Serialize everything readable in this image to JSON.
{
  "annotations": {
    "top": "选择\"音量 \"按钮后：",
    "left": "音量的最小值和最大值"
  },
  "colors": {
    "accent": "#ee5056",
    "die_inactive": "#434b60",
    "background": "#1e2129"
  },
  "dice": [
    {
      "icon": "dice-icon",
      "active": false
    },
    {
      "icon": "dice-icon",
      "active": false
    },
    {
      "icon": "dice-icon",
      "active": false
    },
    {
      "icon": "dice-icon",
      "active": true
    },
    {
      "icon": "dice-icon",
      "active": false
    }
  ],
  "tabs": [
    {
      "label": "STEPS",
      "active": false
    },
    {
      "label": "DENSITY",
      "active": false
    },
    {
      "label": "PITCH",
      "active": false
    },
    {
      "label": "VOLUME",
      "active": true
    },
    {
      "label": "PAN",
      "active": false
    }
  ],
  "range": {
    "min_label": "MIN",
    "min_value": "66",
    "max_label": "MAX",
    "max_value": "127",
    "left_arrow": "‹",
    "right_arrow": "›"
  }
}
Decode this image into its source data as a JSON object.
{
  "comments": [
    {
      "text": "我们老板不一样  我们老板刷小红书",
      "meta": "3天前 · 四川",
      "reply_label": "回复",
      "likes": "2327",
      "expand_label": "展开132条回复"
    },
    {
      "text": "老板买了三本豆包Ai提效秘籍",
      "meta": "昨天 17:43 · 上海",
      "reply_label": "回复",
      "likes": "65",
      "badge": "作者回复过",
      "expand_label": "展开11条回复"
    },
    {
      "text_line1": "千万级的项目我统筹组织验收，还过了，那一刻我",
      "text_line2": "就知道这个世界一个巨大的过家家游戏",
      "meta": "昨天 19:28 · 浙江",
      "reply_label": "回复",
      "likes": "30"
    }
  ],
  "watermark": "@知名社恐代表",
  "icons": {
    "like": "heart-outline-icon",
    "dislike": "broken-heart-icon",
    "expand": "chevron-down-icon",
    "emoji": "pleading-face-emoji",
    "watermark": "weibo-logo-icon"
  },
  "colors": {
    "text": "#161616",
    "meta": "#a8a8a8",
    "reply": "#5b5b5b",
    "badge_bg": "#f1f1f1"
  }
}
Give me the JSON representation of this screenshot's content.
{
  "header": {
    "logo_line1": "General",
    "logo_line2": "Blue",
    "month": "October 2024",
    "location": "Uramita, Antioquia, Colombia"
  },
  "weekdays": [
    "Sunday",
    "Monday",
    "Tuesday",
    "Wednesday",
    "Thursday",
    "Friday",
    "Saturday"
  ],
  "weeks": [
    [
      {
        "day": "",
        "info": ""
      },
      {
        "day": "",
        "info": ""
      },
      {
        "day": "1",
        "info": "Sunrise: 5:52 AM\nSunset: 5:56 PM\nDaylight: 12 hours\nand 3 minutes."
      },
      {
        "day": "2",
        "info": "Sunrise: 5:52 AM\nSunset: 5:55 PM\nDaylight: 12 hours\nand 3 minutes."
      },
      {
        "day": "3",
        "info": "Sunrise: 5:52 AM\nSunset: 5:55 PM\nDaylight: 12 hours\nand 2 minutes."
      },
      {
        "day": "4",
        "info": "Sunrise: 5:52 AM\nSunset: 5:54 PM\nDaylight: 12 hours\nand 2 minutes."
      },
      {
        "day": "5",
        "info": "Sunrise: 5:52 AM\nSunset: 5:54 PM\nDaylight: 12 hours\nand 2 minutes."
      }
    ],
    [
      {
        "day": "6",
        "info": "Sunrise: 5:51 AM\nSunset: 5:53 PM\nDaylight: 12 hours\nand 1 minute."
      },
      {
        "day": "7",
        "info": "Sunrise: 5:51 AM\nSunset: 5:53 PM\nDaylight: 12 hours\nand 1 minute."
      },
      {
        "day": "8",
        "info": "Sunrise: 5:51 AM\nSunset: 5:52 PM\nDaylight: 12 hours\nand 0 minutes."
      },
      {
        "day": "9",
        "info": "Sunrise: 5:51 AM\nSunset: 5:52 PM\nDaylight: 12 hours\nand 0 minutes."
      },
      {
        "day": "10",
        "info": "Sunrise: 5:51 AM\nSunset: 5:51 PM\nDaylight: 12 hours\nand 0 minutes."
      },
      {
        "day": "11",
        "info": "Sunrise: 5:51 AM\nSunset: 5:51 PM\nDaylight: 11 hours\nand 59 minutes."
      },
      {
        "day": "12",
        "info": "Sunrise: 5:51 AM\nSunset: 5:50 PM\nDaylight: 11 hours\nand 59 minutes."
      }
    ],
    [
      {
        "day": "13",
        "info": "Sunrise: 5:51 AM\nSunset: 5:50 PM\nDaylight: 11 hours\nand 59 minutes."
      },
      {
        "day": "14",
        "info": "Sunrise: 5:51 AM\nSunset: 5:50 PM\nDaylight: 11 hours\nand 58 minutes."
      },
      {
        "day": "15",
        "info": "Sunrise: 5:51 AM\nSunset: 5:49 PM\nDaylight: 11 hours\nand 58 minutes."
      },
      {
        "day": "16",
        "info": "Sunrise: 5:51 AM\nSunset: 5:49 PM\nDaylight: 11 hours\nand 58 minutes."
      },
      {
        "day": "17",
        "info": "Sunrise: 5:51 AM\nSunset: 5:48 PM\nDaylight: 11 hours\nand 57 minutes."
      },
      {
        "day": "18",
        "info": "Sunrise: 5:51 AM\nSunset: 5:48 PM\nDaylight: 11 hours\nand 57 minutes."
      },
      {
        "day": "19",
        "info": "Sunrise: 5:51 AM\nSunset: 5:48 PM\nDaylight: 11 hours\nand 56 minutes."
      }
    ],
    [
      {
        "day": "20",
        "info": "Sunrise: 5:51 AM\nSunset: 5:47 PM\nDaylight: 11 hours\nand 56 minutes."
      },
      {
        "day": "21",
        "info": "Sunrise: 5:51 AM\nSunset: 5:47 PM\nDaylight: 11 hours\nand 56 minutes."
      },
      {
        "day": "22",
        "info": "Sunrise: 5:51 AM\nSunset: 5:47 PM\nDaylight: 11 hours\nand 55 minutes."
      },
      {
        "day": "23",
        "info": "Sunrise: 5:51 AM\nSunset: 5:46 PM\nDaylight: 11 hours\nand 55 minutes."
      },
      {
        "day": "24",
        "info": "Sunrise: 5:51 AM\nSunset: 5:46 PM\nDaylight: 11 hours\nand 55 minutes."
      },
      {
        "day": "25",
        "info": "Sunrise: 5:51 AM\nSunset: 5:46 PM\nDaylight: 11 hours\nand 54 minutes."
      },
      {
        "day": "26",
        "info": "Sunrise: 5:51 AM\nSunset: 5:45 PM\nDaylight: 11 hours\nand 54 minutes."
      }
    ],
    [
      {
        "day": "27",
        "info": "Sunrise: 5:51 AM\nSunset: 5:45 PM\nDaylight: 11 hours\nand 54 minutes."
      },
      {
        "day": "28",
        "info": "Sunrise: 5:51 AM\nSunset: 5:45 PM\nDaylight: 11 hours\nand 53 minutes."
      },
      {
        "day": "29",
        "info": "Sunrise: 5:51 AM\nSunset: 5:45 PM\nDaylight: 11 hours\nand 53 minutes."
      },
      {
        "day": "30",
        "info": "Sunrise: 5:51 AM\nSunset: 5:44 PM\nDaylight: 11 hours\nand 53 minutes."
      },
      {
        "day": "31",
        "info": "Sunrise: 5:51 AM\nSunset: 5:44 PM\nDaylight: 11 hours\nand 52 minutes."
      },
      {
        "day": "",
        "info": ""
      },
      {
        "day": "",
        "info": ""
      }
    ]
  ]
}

◆ Exercise prompt ◆
Write out the full set of records exactly as given.

◆ Completed exercise ◆
Serialize everything readable in this image to JSON.
{
  "annotations": {
    "top": "选择\"音量 \"按钮后：",
    "left": "音量的最小值和最大值"
  },
  "colors": {
    "accent": "#ee5056",
    "die_inactive": "#434b60",
    "background": "#1e2129"
  },
  "dice": [
    {
      "icon": "dice-icon",
      "active": false
    },
    {
      "icon": "dice-icon",
      "active": false
    },
    {
      "icon": "dice-icon",
      "active": false
    },
    {
      "icon": "dice-icon",
      "active": true
    },
    {
      "icon": "dice-icon",
      "active": false
    }
  ],
  "tabs": [
    {
      "label": "STEPS",
      "active": false
    },
    {
      "label": "DENSITY",
      "active": false
    },
    {
      "label": "PITCH",
      "active": false
    },
    {
      "label": "VOLUME",
      "active": true
    },
    {
      "label": "PAN",
      "active": false
    }
  ],
  "range": {
    "min_label": "MIN",
    "min_value": "66",
    "max_label": "MAX",
    "max_value": "127",
    "left_arrow": "‹",
    "right_arrow": "›"
  }
}
Decode this image into its source data as a JSON object.
{
  "comments": [
    {
      "text": "我们老板不一样  我们老板刷小红书",
      "meta": "3天前 · 四川",
      "reply_label": "回复",
      "likes": "2327",
      "expand_label": "展开132条回复"
    },
    {
      "text": "老板买了三本豆包Ai提效秘籍",
      "meta": "昨天 17:43 · 上海",
      "reply_label": "回复",
      "likes": "65",
      "badge": "作者回复过",
      "expand_label": "展开11条回复"
    },
    {
      "text_line1": "千万级的项目我统筹组织验收，还过了，那一刻我",
      "text_line2": "就知道这个世界一个巨大的过家家游戏",
      "meta": "昨天 19:28 · 浙江",
      "reply_label": "回复",
      "likes": "30"
    }
  ],
  "watermark": "@知名社恐代表",
  "icons": {
    "like": "heart-outline-icon",
    "dislike": "broken-heart-icon",
    "expand": "chevron-down-icon",
    "emoji": "pleading-face-emoji",
    "watermark": "weibo-logo-icon"
  },
  "colors": {
    "text": "#161616",
    "meta": "#a8a8a8",
    "reply": "#5b5b5b",
    "badge_bg": "#f1f1f1"
  }
}
Give me the JSON representation of this screenshot's content.
{
  "header": {
    "logo_line1": "General",
    "logo_line2": "Blue",
    "month": "October 2024",
    "location": "Uramita, Antioquia, Colombia"
  },
  "weekdays": [
    "Sunday",
    "Monday",
    "Tuesday",
    "Wednesday",
    "Thursday",
    "Friday",
    "Saturday"
  ],
  "weeks": [
    [
      {
        "day": "",
        "info": ""
      },
      {
        "day": "",
        "info": ""
      },
      {
        "day": "1",
        "info": "Sunrise: 5:52 AM\nSunset: 5:56 PM\nDaylight: 12 hours\nand 3 minutes."
      },
      {
        "day": "2",
        "info": "Sunrise: 5:52 AM\nSunset: 5:55 PM\nDaylight: 12 hours\nand 3 minutes."
      },
      {
        "day": "3",
        "info": "Sunrise: 5:52 AM\nSunset: 5:55 PM\nDaylight: 12 hours\nand 2 minutes."
      },
      {
        "day": "4",
        "info": "Sunrise: 5:52 AM\nSunset: 5:54 PM\nDaylight: 12 hours\nand 2 minutes."
      },
      {
        "day": "5",
        "info": "Sunrise: 5:52 AM\nSunset: 5:54 PM\nDaylight: 12 hours\nand 2 minutes."
      }
    ],
    [
      {
        "day": "6",
        "info": "Sunrise: 5:51 AM\nSunset: 5:53 PM\nDaylight: 12 hours\nand 1 minute."
      },
      {
        "day": "7",
        "info": "Sunrise: 5:51 AM\nSunset: 5:53 PM\nDaylight: 12 hours\nand 1 minute."
      },
      {
        "day": "8",
        "info": "Sunrise: 5:51 AM\nSunset: 5:52 PM\nDaylight: 12 hours\nand 0 minutes."
      },
      {
        "day": "9",
        "info": "Sunrise: 5:51 AM\nSunset: 5:52 PM\nDaylight: 12 hours\nand 0 minutes."
      },
      {
        "day": "10",
        "info": "Sunrise: 5:51 AM\nSunset: 5:51 PM\nDaylight: 12 hours\nand 0 minutes."
      },
      {
        "day": "11",
        "info": "Sunrise: 5:51 AM\nSunset: 5:51 PM\nDaylight: 11 hours\nand 59 minutes."
      },
      {
        "day": "12",
        "info": "Sunrise: 5:51 AM\nSunset: 5:50 PM\nDaylight: 11 hours\nand 59 minutes."
      }
    ],
    [
      {
        "day": "13",
        "info": "Sunrise: 5:51 AM\nSunset: 5:50 PM\nDaylight: 11 hours\nand 59 minutes."
      },
      {
        "day": "14",
        "info": "Sunrise: 5:51 AM\nSunset: 5:50 PM\nDaylight: 11 hours\nand 58 minutes."
      },
      {
        "day": "15",
        "info": "Sunrise: 5:51 AM\nSunset: 5:49 PM\nDaylight: 11 hours\nand 58 minutes."
      },
      {
        "day": "16",
        "info": "Sunrise: 5:51 AM\nSunset: 5:49 PM\nDaylight: 11 hours\nand 58 minutes."
      },
      {
        "day": "17",
        "info": "Sunrise: 5:51 AM\nSunset: 5:48 PM\nDaylight: 11 hours\nand 57 minutes."
      },
      {
        "day": "18",
        "info": "Sunrise: 5:51 AM\nSunset: 5:48 PM\nDaylight: 11 hours\nand 57 minutes."
      },
      {
        "day": "19",
        "info": "Sunrise: 5:51 AM\nSunset: 5:48 PM\nDaylight: 11 hours\nand 56 minutes."
      }
    ],
    [
      {
        "day": "20",
        "info": "Sunrise: 5:51 AM\nSunset: 5:47 PM\nDaylight: 11 hours\nand 56 minutes."
      },
      {
        "day": "21",
        "info": "Sunrise: 5:51 AM\nSunset: 5:47 PM\nDaylight: 11 hours\nand 56 minutes."
      },
      {
        "day": "22",
        "info": "Sunrise: 5:51 AM\nSunset: 5:47 PM\nDaylight: 11 hours\nand 55 minutes."
      },
      {
        "day": "23",
        "info": "Sunrise: 5:51 AM\nSunset: 5:46 PM\nDaylight: 11 hours\nand 55 minutes."
      },
      {
        "day": "24",
        "info": "Sunrise: 5:51 AM\nSunset: 5:46 PM\nDaylight: 11 hours\nand 55 minutes."
      },
      {
        "day": "25",
        "info": "Sunrise: 5:51 AM\nSunset: 5:46 PM\nDaylight: 11 hours\nand 54 minutes."
      },
      {
        "day": "26",
        "info": "Sunrise: 5:51 AM\nSunset: 5:45 PM\nDaylight: 11 hours\nand 54 minutes."
      }
    ],
    [
      {
        "day": "27",
        "info": "Sunrise: 5:51 AM\nSunset: 5:45 PM\nDaylight: 11 hours\nand 54 minutes."
      },
      {
        "day": "28",
        "info": "Sunrise: 5:51 AM\nSunset: 5:45 PM\nDaylight: 11 hours\nand 53 minutes."
      },
      {
        "day": "29",
        "info": "Sunrise: 5:51 AM\nSunset: 5:45 PM\nDaylight: 11 hours\nand 53 minutes."
      },
      {
        "day": "30",
        "info": "Sunrise: 5:51 AM\nSunset: 5:44 PM\nDaylight: 11 hours\nand 53 minutes."
      },
      {
        "day": "31",
        "info": "Sunrise: 5:51 AM\nSunset: 5:44 PM\nDaylight: 11 hours\nand 52 minutes."
      },
      {
        "day": "",
        "info": ""
      },
      {
        "day": "",
        "info": ""
      }
    ]
  ]
}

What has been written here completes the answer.